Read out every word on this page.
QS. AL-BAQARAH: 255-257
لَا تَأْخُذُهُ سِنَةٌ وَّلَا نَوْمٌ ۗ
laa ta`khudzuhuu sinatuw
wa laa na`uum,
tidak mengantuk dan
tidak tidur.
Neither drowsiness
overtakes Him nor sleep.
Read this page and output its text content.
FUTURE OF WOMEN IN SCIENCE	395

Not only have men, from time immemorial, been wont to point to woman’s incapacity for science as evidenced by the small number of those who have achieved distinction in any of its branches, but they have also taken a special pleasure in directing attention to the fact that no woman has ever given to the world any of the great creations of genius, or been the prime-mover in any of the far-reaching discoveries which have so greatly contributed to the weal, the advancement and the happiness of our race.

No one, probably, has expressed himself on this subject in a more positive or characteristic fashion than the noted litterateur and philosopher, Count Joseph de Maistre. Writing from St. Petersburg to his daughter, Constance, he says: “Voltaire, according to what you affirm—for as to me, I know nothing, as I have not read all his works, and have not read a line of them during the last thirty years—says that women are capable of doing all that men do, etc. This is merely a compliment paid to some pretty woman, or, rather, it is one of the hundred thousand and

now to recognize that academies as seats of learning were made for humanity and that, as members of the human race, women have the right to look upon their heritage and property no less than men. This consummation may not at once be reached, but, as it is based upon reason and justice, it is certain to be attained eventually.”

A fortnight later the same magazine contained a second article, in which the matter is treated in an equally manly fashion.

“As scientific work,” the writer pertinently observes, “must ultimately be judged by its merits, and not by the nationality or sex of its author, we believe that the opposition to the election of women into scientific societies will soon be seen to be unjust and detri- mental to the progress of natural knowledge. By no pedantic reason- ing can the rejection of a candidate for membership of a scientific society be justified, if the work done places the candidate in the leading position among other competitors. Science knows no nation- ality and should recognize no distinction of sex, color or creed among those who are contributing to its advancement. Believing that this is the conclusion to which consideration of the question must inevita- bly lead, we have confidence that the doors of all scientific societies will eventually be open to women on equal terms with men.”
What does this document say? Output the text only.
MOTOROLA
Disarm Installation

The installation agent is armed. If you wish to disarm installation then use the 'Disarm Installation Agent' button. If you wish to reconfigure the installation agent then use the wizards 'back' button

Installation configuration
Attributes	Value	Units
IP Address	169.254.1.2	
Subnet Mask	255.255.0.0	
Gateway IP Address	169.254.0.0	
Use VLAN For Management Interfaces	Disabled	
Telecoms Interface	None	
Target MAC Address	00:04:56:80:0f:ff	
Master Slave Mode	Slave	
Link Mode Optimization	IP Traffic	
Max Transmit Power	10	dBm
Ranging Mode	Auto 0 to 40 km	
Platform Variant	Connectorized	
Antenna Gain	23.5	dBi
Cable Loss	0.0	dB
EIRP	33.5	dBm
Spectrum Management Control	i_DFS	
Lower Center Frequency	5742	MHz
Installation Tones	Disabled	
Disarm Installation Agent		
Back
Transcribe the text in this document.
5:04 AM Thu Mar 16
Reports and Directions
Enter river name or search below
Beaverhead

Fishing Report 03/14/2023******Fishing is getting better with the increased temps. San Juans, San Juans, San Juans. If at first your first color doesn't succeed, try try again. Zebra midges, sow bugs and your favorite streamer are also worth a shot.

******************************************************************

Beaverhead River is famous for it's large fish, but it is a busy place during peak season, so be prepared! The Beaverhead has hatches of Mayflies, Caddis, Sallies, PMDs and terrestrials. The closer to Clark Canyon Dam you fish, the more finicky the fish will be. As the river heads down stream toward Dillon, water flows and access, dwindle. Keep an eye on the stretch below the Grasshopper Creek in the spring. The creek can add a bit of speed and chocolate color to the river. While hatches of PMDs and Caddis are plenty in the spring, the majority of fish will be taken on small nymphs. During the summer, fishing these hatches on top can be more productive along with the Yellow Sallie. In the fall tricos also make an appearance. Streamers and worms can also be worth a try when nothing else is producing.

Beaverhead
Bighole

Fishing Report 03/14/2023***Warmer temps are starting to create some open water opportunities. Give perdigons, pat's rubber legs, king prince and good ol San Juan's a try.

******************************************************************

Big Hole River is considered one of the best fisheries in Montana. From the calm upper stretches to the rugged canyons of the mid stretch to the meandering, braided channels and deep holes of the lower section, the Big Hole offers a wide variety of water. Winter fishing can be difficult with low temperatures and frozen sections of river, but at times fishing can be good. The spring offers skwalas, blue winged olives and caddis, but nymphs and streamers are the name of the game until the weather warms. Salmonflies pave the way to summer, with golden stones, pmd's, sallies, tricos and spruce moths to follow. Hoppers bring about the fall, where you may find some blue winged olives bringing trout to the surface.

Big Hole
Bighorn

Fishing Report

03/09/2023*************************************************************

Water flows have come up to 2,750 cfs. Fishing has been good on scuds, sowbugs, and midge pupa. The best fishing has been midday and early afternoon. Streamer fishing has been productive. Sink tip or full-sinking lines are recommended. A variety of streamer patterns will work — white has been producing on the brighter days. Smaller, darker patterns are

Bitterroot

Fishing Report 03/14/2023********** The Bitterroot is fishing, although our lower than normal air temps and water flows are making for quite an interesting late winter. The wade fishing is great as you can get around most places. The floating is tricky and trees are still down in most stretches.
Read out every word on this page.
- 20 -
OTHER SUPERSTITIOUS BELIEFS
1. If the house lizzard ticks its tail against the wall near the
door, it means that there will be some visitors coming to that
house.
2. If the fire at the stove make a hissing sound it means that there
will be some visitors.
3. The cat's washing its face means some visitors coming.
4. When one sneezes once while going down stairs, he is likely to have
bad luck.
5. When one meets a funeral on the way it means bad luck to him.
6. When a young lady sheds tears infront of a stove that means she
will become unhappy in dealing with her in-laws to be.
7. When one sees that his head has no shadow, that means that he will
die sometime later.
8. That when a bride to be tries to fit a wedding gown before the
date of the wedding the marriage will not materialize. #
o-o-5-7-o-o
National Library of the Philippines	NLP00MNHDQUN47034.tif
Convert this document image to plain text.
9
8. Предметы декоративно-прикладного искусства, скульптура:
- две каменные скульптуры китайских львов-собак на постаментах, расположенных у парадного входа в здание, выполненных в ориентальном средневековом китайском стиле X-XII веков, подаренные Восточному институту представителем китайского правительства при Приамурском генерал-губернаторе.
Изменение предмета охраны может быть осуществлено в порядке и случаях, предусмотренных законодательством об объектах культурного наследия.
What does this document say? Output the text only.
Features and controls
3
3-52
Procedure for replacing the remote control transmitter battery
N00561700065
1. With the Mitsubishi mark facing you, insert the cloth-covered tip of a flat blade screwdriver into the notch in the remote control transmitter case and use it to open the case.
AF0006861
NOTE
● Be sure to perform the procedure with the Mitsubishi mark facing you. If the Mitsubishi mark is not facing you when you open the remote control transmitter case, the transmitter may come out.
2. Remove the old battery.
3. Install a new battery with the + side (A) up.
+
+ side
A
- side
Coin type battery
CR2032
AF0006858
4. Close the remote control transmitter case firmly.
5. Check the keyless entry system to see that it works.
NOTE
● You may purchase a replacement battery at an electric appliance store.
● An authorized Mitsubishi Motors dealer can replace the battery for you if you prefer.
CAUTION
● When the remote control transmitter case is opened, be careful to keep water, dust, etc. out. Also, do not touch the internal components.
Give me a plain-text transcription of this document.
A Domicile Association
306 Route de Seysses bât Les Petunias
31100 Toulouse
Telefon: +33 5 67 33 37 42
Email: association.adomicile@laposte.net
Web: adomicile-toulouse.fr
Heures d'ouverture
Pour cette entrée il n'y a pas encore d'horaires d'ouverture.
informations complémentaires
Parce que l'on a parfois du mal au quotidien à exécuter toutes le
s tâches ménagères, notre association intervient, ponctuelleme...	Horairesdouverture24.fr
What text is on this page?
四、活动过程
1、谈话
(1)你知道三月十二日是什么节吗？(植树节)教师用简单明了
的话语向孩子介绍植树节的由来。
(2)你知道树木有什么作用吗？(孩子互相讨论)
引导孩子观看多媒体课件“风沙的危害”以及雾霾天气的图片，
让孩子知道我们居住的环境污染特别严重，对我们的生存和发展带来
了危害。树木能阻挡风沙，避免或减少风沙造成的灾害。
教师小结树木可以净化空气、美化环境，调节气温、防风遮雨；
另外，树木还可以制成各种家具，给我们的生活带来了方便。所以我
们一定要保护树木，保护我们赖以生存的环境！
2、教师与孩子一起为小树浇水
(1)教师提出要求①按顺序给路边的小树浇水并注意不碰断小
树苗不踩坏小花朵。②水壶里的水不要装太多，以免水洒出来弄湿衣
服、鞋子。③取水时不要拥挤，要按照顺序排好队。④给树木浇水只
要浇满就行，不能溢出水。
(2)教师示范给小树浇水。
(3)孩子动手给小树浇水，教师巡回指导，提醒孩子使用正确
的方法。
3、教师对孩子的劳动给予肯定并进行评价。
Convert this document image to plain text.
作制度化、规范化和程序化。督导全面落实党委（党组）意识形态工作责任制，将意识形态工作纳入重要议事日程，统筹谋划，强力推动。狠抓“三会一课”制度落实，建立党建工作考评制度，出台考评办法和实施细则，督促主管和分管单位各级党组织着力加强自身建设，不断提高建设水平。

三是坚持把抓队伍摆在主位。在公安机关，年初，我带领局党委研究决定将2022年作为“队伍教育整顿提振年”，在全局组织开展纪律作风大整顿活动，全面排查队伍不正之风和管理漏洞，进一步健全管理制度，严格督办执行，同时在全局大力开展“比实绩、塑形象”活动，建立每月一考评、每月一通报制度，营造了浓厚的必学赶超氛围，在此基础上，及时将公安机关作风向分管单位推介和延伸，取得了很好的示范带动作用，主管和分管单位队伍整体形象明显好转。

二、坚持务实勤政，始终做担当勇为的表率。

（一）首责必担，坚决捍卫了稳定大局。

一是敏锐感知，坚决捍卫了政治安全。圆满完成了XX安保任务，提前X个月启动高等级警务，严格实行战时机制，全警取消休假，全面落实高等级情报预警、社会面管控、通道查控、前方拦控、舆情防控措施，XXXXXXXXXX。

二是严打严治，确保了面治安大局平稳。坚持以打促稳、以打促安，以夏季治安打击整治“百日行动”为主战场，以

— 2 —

┄┄┄┄┄┄┄┄┄┄

- [REQUIRED TASK]
Give only a number: how many lines of the data hold the string "flows"?

- [CORRECT RESULT]
3